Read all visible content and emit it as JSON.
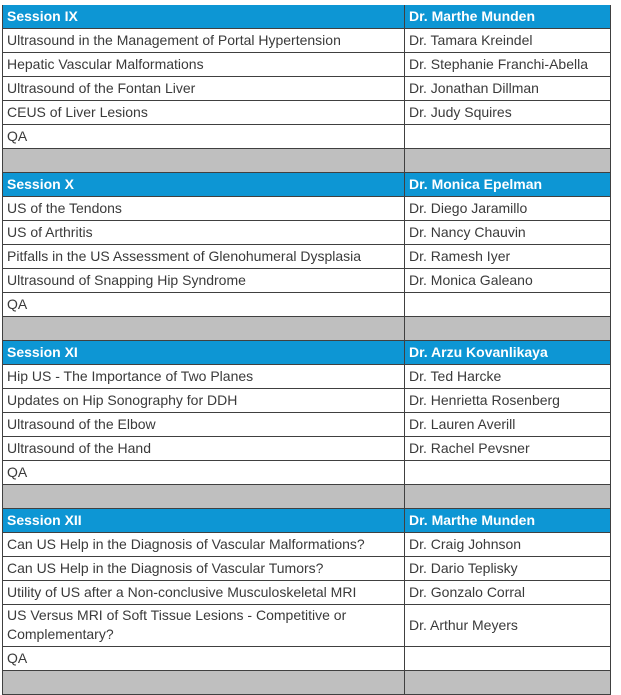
{
  "colors": {
    "session_header_bg": "#0D96D4",
    "session_header_text": "#FFFFFF",
    "body_text": "#3A3A3A",
    "border": "#404040",
    "separator_bg": "#BFBFBF",
    "page_bg": "#FFFFFF"
  },
  "schedule": {
    "columns": [
      "topic",
      "speaker"
    ],
    "sessions": [
      {
        "title": "Session IX",
        "moderator": "Dr. Marthe Munden",
        "talks": [
          {
            "topic": "Ultrasound in the Management of Portal Hypertension",
            "speaker": "Dr. Tamara Kreindel"
          },
          {
            "topic": "Hepatic Vascular Malformations",
            "speaker": "Dr. Stephanie Franchi-Abella"
          },
          {
            "topic": "Ultrasound of the Fontan Liver",
            "speaker": "Dr. Jonathan Dillman"
          },
          {
            "topic": "CEUS of Liver Lesions",
            "speaker": "Dr. Judy Squires"
          },
          {
            "topic": "QA",
            "speaker": ""
          }
        ]
      },
      {
        "title": "Session X",
        "moderator": "Dr. Monica Epelman",
        "talks": [
          {
            "topic": "US of the Tendons",
            "speaker": "Dr. Diego Jaramillo"
          },
          {
            "topic": "US of Arthritis",
            "speaker": "Dr. Nancy Chauvin"
          },
          {
            "topic": "Pitfalls in the US Assessment of Glenohumeral Dysplasia",
            "speaker": "Dr. Ramesh Iyer"
          },
          {
            "topic": "Ultrasound of Snapping Hip Syndrome",
            "speaker": "Dr. Monica Galeano"
          },
          {
            "topic": "QA",
            "speaker": ""
          }
        ]
      },
      {
        "title": "Session XI",
        "moderator": "Dr. Arzu Kovanlikaya",
        "talks": [
          {
            "topic": "Hip US - The Importance of Two Planes",
            "speaker": "Dr. Ted Harcke"
          },
          {
            "topic": "Updates on Hip Sonography for DDH",
            "speaker": "Dr. Henrietta Rosenberg"
          },
          {
            "topic": "Ultrasound of the Elbow",
            "speaker": "Dr. Lauren Averill"
          },
          {
            "topic": "Ultrasound of the Hand",
            "speaker": "Dr. Rachel Pevsner"
          },
          {
            "topic": "QA",
            "speaker": ""
          }
        ]
      },
      {
        "title": "Session XII",
        "moderator": "Dr. Marthe Munden",
        "talks": [
          {
            "topic": "Can US Help in the Diagnosis of Vascular Malformations?",
            "speaker": "Dr. Craig Johnson"
          },
          {
            "topic": "Can US Help in the Diagnosis of Vascular Tumors?",
            "speaker": "Dr. Dario Teplisky"
          },
          {
            "topic": "Utility of US after a Non-conclusive Musculoskeletal MRI",
            "speaker": "Dr. Gonzalo Corral"
          },
          {
            "topic": "US Versus MRI of Soft Tissue Lesions - Competitive or Complementary?",
            "speaker": "Dr. Arthur Meyers"
          },
          {
            "topic": "QA",
            "speaker": ""
          }
        ]
      }
    ]
  }
}
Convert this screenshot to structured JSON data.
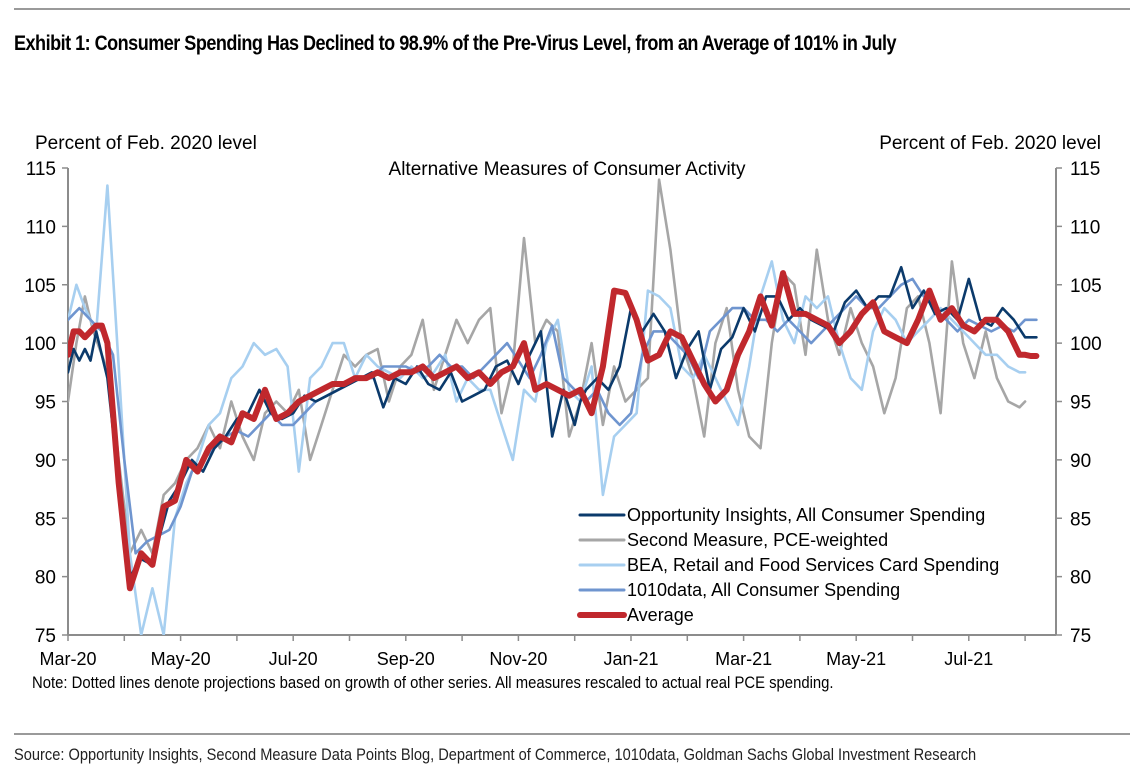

==*==

Work to be completed -> If a line above holds the word "Monica", count it; then say how many such lines there are and nothing else.

Problem solution -> 2